- [Stored items]
▬▬▬
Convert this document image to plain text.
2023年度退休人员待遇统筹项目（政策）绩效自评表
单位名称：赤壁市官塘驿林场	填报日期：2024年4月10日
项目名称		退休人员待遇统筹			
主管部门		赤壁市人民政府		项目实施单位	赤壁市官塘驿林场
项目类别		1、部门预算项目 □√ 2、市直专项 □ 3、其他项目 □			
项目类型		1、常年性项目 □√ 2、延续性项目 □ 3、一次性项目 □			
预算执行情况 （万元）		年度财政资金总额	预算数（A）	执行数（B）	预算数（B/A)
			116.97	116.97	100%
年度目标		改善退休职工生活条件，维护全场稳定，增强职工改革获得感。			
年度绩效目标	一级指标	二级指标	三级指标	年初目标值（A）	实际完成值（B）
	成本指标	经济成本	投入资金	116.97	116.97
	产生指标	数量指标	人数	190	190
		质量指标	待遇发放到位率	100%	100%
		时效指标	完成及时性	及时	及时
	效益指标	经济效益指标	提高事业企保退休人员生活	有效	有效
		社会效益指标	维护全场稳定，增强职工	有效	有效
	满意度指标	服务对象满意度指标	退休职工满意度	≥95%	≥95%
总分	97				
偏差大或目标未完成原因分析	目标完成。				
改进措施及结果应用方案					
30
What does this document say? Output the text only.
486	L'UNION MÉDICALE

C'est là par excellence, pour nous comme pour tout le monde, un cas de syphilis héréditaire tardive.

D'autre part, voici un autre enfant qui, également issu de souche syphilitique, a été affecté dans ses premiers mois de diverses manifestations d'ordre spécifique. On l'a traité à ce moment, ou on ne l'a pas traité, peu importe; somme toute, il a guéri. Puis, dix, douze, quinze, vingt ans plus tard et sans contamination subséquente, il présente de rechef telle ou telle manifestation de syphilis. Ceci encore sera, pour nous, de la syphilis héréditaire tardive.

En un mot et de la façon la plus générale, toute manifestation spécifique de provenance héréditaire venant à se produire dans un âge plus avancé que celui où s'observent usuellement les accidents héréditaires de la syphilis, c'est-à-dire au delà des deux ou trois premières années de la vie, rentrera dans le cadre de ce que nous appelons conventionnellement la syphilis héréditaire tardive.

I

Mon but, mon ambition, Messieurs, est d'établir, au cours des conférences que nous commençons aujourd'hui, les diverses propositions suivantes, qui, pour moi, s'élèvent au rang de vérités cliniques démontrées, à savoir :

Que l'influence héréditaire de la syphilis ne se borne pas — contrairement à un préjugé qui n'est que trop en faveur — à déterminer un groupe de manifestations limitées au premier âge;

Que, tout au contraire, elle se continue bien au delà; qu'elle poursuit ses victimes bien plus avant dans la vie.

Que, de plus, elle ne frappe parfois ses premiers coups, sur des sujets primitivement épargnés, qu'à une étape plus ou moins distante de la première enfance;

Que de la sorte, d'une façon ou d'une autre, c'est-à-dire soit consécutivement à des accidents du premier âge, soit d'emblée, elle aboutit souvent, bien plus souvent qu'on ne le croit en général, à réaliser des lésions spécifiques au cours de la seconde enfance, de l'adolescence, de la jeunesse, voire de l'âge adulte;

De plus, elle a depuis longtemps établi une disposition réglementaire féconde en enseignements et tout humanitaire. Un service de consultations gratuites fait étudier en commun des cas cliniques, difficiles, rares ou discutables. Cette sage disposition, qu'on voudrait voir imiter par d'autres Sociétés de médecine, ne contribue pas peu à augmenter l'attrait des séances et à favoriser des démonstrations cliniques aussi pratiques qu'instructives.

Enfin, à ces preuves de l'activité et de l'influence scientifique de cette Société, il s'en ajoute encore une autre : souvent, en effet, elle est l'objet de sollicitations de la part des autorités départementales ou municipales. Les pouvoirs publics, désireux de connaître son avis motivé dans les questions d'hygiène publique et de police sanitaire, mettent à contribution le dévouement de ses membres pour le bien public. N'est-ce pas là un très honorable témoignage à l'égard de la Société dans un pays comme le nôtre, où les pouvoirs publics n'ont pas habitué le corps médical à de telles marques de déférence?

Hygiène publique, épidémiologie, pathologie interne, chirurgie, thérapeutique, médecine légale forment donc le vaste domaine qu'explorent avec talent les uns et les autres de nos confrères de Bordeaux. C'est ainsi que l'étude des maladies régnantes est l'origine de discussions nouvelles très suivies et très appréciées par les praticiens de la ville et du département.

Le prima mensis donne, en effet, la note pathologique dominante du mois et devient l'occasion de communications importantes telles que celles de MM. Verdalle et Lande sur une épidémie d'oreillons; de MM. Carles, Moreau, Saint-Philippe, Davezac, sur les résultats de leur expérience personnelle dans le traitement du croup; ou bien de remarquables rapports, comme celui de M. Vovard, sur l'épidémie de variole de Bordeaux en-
▬▬▬
- [Set problem] Say, as a single number and nothing more, how many lines of the entries contain the word "manifestations".

- [Completed task] 2